> Required work
Please copy the records below line for line, without changing anything.

> Dataset extract
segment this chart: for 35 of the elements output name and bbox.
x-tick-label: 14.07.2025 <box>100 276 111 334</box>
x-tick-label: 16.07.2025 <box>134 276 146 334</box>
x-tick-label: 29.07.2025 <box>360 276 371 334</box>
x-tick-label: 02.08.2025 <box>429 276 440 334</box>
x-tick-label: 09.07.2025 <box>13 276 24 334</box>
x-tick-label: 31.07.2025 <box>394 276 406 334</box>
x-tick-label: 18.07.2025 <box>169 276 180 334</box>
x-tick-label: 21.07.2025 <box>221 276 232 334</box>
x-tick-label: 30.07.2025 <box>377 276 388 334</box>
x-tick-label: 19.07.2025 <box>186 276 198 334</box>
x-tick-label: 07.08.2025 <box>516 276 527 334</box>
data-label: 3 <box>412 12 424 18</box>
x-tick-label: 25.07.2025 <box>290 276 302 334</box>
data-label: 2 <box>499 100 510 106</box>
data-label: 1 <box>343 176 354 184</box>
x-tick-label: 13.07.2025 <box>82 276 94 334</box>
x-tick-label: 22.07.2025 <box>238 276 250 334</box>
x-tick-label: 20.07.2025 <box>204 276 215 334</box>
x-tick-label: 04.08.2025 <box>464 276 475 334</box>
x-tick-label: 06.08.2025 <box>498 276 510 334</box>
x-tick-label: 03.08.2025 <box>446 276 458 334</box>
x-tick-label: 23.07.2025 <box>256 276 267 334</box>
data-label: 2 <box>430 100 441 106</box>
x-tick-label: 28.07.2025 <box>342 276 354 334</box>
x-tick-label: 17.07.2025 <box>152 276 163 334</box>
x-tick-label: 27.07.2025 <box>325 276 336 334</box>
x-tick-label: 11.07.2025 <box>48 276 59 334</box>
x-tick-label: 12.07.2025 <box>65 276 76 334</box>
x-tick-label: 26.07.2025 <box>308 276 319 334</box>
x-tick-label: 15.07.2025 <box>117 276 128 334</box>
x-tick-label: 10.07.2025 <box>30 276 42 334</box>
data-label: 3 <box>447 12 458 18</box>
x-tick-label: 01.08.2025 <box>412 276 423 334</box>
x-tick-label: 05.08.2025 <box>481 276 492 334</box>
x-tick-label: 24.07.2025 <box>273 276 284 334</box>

> Solution to the problem
segment this chart: for 35 of the elements output name and bbox.
x-tick-label: 14.07.2025 <box>100 276 111 334</box>
x-tick-label: 16.07.2025 <box>134 276 146 334</box>
x-tick-label: 29.07.2025 <box>360 276 371 334</box>
x-tick-label: 02.08.2025 <box>429 276 440 334</box>
x-tick-label: 09.07.2025 <box>13 276 24 334</box>
x-tick-label: 31.07.2025 <box>394 276 406 334</box>
x-tick-label: 18.07.2025 <box>169 276 180 334</box>
x-tick-label: 21.07.2025 <box>221 276 232 334</box>
x-tick-label: 30.07.2025 <box>377 276 388 334</box>
x-tick-label: 19.07.2025 <box>186 276 198 334</box>
x-tick-label: 07.08.2025 <box>516 276 527 334</box>
data-label: 3 <box>412 12 424 18</box>
x-tick-label: 25.07.2025 <box>290 276 302 334</box>
data-label: 2 <box>499 100 510 106</box>
data-label: 1 <box>343 176 354 184</box>
x-tick-label: 13.07.2025 <box>82 276 94 334</box>
x-tick-label: 22.07.2025 <box>238 276 250 334</box>
x-tick-label: 20.07.2025 <box>204 276 215 334</box>
x-tick-label: 04.08.2025 <box>464 276 475 334</box>
x-tick-label: 06.08.2025 <box>498 276 510 334</box>
x-tick-label: 03.08.2025 <box>446 276 458 334</box>
x-tick-label: 23.07.2025 <box>256 276 267 334</box>
data-label: 2 <box>430 100 441 106</box>
x-tick-label: 28.07.2025 <box>342 276 354 334</box>
x-tick-label: 17.07.2025 <box>152 276 163 334</box>
x-tick-label: 27.07.2025 <box>325 276 336 334</box>
x-tick-label: 11.07.2025 <box>48 276 59 334</box>
x-tick-label: 12.07.2025 <box>65 276 76 334</box>
x-tick-label: 26.07.2025 <box>308 276 319 334</box>
x-tick-label: 15.07.2025 <box>117 276 128 334</box>
x-tick-label: 10.07.2025 <box>30 276 42 334</box>
data-label: 3 <box>447 12 458 18</box>
x-tick-label: 01.08.2025 <box>412 276 423 334</box>
x-tick-label: 05.08.2025 <box>481 276 492 334</box>
x-tick-label: 24.07.2025 <box>273 276 284 334</box>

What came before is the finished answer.